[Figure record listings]
==================================================

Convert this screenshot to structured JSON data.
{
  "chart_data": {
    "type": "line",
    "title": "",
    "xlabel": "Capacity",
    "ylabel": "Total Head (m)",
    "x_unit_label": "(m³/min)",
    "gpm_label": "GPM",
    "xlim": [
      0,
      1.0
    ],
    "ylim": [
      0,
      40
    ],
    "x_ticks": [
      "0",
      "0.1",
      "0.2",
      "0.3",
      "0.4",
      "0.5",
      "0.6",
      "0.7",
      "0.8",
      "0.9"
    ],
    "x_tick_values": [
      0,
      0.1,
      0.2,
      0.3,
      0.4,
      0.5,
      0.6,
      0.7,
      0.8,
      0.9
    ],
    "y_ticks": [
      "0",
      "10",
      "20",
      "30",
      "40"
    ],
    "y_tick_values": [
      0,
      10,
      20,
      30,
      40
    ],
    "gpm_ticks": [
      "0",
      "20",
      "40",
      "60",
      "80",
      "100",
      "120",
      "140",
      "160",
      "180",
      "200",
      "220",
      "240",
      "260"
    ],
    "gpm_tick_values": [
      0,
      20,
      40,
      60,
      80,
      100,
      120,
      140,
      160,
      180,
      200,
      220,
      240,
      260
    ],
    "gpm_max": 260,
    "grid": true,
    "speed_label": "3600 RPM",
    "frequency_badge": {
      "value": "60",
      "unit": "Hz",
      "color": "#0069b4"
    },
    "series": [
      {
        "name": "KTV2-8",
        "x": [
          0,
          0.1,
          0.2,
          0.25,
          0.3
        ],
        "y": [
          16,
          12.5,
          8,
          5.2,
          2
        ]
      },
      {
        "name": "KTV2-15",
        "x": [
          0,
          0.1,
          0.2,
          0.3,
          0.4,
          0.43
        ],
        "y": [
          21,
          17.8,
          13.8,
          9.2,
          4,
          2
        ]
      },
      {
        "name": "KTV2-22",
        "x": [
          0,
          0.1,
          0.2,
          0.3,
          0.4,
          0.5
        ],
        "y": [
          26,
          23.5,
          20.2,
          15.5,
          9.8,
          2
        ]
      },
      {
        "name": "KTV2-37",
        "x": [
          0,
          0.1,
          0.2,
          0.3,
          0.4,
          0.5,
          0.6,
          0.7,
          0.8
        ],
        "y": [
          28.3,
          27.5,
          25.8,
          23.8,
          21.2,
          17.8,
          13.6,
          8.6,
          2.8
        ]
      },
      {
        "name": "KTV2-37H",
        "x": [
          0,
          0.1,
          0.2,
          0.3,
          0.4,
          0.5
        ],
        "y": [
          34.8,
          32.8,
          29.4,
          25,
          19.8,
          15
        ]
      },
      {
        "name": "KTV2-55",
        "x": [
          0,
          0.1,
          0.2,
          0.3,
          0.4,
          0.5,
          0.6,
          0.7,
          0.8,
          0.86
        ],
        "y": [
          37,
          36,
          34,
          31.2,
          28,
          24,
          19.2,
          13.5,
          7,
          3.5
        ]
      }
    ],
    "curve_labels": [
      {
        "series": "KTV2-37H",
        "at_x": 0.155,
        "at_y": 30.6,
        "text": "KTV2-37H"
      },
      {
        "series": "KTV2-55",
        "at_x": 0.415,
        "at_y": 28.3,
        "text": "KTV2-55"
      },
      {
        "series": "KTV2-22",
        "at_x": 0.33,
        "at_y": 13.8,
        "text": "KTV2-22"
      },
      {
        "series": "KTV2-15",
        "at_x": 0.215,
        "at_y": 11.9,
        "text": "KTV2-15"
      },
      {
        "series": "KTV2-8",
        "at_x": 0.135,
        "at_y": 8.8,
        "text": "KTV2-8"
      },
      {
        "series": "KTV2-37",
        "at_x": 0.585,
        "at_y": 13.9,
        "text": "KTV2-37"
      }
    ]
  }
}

==================================================

→ The exercise:
Restate the records, all of them, precisely as written.

→ The completed task:
Convert this screenshot to structured JSON data.
{
  "chart_data": {
    "type": "line",
    "title": "",
    "xlabel": "Capacity",
    "ylabel": "Total Head (m)",
    "x_unit_label": "(m³/min)",
    "gpm_label": "GPM",
    "xlim": [
      0,
      1.0
    ],
    "ylim": [
      0,
      40
    ],
    "x_ticks": [
      "0",
      "0.1",
      "0.2",
      "0.3",
      "0.4",
      "0.5",
      "0.6",
      "0.7",
      "0.8",
      "0.9"
    ],
    "x_tick_values": [
      0,
      0.1,
      0.2,
      0.3,
      0.4,
      0.5,
      0.6,
      0.7,
      0.8,
      0.9
    ],
    "y_ticks": [
      "0",
      "10",
      "20",
      "30",
      "40"
    ],
    "y_tick_values": [
      0,
      10,
      20,
      30,
      40
    ],
    "gpm_ticks": [
      "0",
      "20",
      "40",
      "60",
      "80",
      "100",
      "120",
      "140",
      "160",
      "180",
      "200",
      "220",
      "240",
      "260"
    ],
    "gpm_tick_values": [
      0,
      20,
      40,
      60,
      80,
      100,
      120,
      140,
      160,
      180,
      200,
      220,
      240,
      260
    ],
    "gpm_max": 260,
    "grid": true,
    "speed_label": "3600 RPM",
    "frequency_badge": {
      "value": "60",
      "unit": "Hz",
      "color": "#0069b4"
    },
    "series": [
      {
        "name": "KTV2-8",
        "x": [
          0,
          0.1,
          0.2,
          0.25,
          0.3
        ],
        "y": [
          16,
          12.5,
          8,
          5.2,
          2
        ]
      },
      {
        "name": "KTV2-15",
        "x": [
          0,
          0.1,
          0.2,
          0.3,
          0.4,
          0.43
        ],
        "y": [
          21,
          17.8,
          13.8,
          9.2,
          4,
          2
        ]
      },
      {
        "name": "KTV2-22",
        "x": [
          0,
          0.1,
          0.2,
          0.3,
          0.4,
          0.5
        ],
        "y": [
          26,
          23.5,
          20.2,
          15.5,
          9.8,
          2
        ]
      },
      {
        "name": "KTV2-37",
        "x": [
          0,
          0.1,
          0.2,
          0.3,
          0.4,
          0.5,
          0.6,
          0.7,
          0.8
        ],
        "y": [
          28.3,
          27.5,
          25.8,
          23.8,
          21.2,
          17.8,
          13.6,
          8.6,
          2.8
        ]
      },
      {
        "name": "KTV2-37H",
        "x": [
          0,
          0.1,
          0.2,
          0.3,
          0.4,
          0.5
        ],
        "y": [
          34.8,
          32.8,
          29.4,
          25,
          19.8,
          15
        ]
      },
      {
        "name": "KTV2-55",
        "x": [
          0,
          0.1,
          0.2,
          0.3,
          0.4,
          0.5,
          0.6,
          0.7,
          0.8,
          0.86
        ],
        "y": [
          37,
          36,
          34,
          31.2,
          28,
          24,
          19.2,
          13.5,
          7,
          3.5
        ]
      }
    ],
    "curve_labels": [
      {
        "series": "KTV2-37H",
        "at_x": 0.155,
        "at_y": 30.6,
        "text": "KTV2-37H"
      },
      {
        "series": "KTV2-55",
        "at_x": 0.415,
        "at_y": 28.3,
        "text": "KTV2-55"
      },
      {
        "series": "KTV2-22",
        "at_x": 0.33,
        "at_y": 13.8,
        "text": "KTV2-22"
      },
      {
        "series": "KTV2-15",
        "at_x": 0.215,
        "at_y": 11.9,
        "text": "KTV2-15"
      },
      {
        "series": "KTV2-8",
        "at_x": 0.135,
        "at_y": 8.8,
        "text": "KTV2-8"
      },
      {
        "series": "KTV2-37",
        "at_x": 0.585,
        "at_y": 13.9,
        "text": "KTV2-37"
      }
    ]
  }
}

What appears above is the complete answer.